_WRITTEN EXERCISE_
Every line below that mentions the word "title" should be copied out.

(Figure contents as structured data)
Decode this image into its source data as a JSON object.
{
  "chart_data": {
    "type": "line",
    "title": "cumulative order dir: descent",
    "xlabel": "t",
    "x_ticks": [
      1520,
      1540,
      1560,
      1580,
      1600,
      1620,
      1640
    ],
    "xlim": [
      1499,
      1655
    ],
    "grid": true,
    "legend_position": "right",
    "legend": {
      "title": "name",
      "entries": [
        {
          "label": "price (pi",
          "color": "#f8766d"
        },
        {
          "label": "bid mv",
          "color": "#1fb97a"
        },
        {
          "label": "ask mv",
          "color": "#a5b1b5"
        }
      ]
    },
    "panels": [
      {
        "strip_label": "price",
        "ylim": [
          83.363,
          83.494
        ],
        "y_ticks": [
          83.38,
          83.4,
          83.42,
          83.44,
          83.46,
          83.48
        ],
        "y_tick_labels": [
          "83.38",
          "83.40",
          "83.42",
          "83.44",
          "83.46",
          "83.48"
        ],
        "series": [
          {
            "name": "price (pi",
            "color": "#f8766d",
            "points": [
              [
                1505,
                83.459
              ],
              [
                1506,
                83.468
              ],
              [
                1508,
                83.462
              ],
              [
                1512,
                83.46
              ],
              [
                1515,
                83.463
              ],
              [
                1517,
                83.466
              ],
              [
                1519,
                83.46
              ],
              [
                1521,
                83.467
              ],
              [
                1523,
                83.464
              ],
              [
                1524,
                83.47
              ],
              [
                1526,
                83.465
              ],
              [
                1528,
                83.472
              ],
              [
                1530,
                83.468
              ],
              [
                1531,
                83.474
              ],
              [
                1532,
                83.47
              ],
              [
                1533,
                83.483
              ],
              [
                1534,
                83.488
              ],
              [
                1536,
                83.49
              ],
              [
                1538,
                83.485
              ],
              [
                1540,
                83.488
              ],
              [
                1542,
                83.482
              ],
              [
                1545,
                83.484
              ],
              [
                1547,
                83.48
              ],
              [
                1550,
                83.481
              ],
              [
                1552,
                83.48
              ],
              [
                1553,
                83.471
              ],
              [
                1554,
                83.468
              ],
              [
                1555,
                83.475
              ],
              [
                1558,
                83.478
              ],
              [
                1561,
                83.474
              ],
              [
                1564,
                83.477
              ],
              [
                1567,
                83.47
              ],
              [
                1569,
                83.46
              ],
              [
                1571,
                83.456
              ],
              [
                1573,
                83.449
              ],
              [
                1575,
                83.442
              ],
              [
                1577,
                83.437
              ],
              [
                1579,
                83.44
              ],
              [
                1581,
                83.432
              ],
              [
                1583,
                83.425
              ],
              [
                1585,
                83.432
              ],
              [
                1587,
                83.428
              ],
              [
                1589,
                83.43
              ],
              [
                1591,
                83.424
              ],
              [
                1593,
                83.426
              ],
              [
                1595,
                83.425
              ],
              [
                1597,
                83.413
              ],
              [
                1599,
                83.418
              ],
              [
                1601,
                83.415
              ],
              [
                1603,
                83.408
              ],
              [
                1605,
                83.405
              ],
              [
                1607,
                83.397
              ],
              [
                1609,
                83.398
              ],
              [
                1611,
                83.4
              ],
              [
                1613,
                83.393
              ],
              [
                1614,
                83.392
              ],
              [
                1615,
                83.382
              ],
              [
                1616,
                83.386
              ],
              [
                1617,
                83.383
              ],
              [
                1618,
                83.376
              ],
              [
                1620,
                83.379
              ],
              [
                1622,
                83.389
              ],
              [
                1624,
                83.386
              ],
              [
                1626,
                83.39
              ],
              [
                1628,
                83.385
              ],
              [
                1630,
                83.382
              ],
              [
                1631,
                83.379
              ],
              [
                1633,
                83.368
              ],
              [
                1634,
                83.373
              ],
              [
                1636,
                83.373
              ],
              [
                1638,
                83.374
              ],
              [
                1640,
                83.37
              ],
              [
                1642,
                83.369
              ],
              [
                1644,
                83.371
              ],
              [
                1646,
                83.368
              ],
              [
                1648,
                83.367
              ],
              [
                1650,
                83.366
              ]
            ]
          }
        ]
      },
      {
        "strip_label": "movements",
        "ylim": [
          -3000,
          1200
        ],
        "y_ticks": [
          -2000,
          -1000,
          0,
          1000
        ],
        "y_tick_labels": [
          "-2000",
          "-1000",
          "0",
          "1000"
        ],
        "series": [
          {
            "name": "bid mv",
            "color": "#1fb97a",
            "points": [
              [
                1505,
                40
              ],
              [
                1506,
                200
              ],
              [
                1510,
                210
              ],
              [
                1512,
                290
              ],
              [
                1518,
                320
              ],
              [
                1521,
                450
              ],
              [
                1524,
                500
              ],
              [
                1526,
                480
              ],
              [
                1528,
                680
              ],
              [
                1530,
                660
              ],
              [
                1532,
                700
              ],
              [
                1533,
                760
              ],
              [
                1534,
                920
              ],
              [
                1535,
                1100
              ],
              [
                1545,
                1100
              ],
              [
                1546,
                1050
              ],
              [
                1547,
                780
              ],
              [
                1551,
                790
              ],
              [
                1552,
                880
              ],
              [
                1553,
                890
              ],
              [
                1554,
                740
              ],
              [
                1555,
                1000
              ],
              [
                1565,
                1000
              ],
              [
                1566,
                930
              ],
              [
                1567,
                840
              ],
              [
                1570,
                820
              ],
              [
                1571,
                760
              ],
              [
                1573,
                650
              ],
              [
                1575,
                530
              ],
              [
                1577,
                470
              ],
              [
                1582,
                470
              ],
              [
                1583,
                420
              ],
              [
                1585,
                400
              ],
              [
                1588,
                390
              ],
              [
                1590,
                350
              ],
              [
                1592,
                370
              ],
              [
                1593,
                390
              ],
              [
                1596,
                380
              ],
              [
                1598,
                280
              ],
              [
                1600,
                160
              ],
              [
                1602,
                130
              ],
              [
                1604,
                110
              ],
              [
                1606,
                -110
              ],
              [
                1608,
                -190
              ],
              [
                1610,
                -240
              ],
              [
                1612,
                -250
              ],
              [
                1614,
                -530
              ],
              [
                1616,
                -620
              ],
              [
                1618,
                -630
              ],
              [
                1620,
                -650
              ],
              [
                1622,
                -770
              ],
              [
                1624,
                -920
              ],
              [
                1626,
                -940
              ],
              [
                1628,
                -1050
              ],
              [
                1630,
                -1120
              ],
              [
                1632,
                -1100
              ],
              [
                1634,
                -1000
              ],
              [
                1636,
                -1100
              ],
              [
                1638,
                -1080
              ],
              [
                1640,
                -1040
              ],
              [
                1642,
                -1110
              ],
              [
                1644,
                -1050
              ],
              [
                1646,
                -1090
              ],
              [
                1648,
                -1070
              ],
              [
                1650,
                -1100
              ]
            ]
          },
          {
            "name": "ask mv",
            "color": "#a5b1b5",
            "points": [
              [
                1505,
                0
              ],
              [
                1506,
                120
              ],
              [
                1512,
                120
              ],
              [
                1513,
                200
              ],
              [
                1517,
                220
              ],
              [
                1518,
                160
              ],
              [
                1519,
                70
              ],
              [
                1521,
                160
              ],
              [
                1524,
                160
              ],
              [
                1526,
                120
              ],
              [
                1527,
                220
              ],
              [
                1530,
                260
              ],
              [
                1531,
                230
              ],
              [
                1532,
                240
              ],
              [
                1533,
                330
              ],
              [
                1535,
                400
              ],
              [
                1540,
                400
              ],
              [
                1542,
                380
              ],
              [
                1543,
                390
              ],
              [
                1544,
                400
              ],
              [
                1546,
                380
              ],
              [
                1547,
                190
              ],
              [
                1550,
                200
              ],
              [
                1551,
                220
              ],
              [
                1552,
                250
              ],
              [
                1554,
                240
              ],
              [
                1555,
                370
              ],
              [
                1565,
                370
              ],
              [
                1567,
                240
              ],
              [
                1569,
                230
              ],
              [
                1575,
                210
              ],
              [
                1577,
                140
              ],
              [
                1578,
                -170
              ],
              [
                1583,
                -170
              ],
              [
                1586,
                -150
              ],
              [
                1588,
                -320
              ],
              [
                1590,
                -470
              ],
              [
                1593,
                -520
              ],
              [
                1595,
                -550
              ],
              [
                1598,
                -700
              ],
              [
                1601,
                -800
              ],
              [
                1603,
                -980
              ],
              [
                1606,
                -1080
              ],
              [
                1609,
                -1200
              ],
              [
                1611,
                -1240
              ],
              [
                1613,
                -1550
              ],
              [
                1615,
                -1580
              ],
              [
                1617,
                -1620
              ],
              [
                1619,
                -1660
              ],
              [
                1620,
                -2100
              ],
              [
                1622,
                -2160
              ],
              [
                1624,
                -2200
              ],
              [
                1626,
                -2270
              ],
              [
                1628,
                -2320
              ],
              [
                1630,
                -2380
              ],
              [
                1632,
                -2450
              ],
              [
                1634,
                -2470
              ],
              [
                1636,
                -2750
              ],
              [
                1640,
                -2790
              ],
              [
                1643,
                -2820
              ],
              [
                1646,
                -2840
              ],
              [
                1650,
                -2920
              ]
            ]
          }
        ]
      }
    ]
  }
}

_THE RESPONSE_
    "title": "cumulative order dir: descent",
      "title": "name",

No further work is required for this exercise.